### PASSAGE
■ ■ ■ ■ ■ ■ ■
In middle school, I became aware of what made Mom and Molly different, and something unfamiliar began to grow inside me: shame. When I made new friends, I agonised about when to tell them I had two moms. Sometimes, it was easier not to say anything. One of my closest friends would occasionally speak disparagingly of gay people. Her comments silenced me: I can count on one hand the number of times I mentioned Molly’s name in her presence.
My mom began to ask why I never had friends over. I couldn’t tell her the truth: that it was easier to invite them to Dad’s house, where we had 700 TV channels and two heterosexual parents. I felt profoundly guilty. My new discomfort was a betrayal of them, but also of myself: of my beliefs, my values, and the nine-year-old who was so much braver than the same girl at 16. When it came time to apply to university, I only looked at ones on the East Coast, an entire country away.
I told myself that I was lured by the romance of those old liberal arts universities, all gold leaves and red brick, but I was also eager to escape. I didn’t want to be different. Back then, openly gay celebrities were limited to trailblazers like Ellen DeGeneres, Ian McKellen and Rosie O’Donnell.
■ ■ ■ ■ ■ ■ ■
### TO DO
1. Answer these questions from the passage about growing up with two moms:
(a) What did the narrator's dad's house have that made it easier to invite friends there?
(b) On which coast were the universities the narrator looked at?
(c) Which three openly gay celebrities does the passage name as trailblazers?
2. Continue the passage about growing up with two moms from the point where it stops.
The items play no part in what comes next.
■ ■ ■ ■ ■ ■ ■
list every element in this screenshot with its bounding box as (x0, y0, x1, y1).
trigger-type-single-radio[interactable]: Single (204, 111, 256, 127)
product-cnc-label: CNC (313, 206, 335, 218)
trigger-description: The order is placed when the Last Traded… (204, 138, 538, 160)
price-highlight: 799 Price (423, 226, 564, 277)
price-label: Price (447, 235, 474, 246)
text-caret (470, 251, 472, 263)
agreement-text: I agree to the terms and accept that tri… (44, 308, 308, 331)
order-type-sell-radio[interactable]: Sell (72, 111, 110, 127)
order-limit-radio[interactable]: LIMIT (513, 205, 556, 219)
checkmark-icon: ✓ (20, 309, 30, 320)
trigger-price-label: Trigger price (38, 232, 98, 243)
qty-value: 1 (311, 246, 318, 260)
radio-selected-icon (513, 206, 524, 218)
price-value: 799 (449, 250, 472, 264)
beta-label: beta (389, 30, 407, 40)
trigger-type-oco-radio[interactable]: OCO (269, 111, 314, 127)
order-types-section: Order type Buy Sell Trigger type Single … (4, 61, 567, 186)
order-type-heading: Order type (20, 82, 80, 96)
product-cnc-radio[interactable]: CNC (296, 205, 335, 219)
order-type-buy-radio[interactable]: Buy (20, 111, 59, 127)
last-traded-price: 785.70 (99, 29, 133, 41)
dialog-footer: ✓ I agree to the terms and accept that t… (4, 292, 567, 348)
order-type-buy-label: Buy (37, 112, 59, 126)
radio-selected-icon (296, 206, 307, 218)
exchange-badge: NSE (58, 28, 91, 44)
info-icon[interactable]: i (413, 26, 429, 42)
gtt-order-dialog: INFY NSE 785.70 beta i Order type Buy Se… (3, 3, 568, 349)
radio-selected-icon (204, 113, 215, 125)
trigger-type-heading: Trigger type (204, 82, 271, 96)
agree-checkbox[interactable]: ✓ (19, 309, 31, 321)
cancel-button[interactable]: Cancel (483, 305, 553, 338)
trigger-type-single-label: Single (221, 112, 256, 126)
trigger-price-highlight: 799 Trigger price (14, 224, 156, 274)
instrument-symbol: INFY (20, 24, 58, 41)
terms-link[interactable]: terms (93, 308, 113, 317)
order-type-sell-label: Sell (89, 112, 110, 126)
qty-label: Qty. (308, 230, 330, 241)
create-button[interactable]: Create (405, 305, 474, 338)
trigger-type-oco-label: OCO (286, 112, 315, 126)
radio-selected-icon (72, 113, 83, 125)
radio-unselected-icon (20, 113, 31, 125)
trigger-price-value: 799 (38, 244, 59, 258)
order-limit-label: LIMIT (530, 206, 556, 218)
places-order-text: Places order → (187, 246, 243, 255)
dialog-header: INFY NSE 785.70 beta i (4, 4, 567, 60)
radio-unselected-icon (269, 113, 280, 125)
■ ■ ■ ■ ■ ■ ■
### ANSWERS
1.
(a) 700 TV channels and two heterosexual parents
(b) The East Coast
(c) Ellen DeGeneres, Ian McKellen and Rosie O’Donnell

2.
University didn’t turn out the way I’d imagined it. To my surprise, I was age- inappropriately homesick – so much that I spent my junior year ‘abroad’ back in San Francisco. I lived across town, but spent plenty of time with my parents – especially after Mom was diagnosed with breast cancer. We’d always been close, similar in our emotionality as well as our love of cosy days spent indoors. But that year our bond grew even deeper: her diagnosis made the threat of loss agonisingly real. At her urging, I finished my senior year back in New York, but I was distracted, incomplete. The last of Mom and Molly’s parties took place in summer 2010. I’d graduated and would soon leave for Wisconsin to begin a masters in fiction. Our friends gathered, drinking margaritas, while Mom made tacos. To experience these fixtures of my childhood is something I’ll never forget – especially because a year later Mom (now cancer-free) called, distraught, to say she and Molly were breaking up. I called my now-husband and wept. I couldn’t say I was shocked: in recent years, I rarely saw them hug or kiss, and I couldn’t understand why they didn’t choose to marry as soon as it was legalised in California. Still, I’d hoped I was wrong. The grief I felt about Mom and Dad’s break-up was different, more symbolic, for I had little memory of what it was like as a nuclear family. But I knew what life was like with Momolly, what life would never be like again.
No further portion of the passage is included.